Collected data:
+ + + + + + +

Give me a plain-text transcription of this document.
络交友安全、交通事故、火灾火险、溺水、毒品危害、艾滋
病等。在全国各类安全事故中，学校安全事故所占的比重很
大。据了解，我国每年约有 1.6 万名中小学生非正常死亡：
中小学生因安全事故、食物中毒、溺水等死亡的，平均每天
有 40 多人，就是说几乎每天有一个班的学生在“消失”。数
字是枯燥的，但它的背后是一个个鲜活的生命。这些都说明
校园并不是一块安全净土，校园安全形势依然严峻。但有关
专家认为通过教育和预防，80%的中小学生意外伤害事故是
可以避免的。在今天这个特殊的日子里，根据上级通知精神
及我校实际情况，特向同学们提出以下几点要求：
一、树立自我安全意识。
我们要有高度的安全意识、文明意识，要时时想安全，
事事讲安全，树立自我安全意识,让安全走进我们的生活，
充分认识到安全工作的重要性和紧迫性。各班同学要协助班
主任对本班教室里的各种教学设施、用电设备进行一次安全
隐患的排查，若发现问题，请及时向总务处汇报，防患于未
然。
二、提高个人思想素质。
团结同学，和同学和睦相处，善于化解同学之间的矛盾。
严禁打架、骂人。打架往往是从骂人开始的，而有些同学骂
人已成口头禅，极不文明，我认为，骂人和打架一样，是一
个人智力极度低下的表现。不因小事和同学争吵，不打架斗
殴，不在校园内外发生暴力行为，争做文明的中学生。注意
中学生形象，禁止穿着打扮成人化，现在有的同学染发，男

+ + + + + + +

* THE PROBLEM *
From the records above, extract every entry verbatim.

* REPLY TO THE EXERCISE *
Give me a plain-text transcription of this document.
络交友安全、交通事故、火灾火险、溺水、毒品危害、艾滋
病等。在全国各类安全事故中，学校安全事故所占的比重很
大。据了解，我国每年约有 1.6 万名中小学生非正常死亡：
中小学生因安全事故、食物中毒、溺水等死亡的，平均每天
有 40 多人，就是说几乎每天有一个班的学生在“消失”。数
字是枯燥的，但它的背后是一个个鲜活的生命。这些都说明
校园并不是一块安全净土，校园安全形势依然严峻。但有关
专家认为通过教育和预防，80%的中小学生意外伤害事故是
可以避免的。在今天这个特殊的日子里，根据上级通知精神
及我校实际情况，特向同学们提出以下几点要求：
一、树立自我安全意识。
我们要有高度的安全意识、文明意识，要时时想安全，
事事讲安全，树立自我安全意识,让安全走进我们的生活，
充分认识到安全工作的重要性和紧迫性。各班同学要协助班
主任对本班教室里的各种教学设施、用电设备进行一次安全
隐患的排查，若发现问题，请及时向总务处汇报，防患于未
然。
二、提高个人思想素质。
团结同学，和同学和睦相处，善于化解同学之间的矛盾。
严禁打架、骂人。打架往往是从骂人开始的，而有些同学骂
人已成口头禅，极不文明，我认为，骂人和打架一样，是一
个人智力极度低下的表现。不因小事和同学争吵，不打架斗
殴，不在校园内外发生暴力行为，争做文明的中学生。注意
中学生形象，禁止穿着打扮成人化，现在有的同学染发，男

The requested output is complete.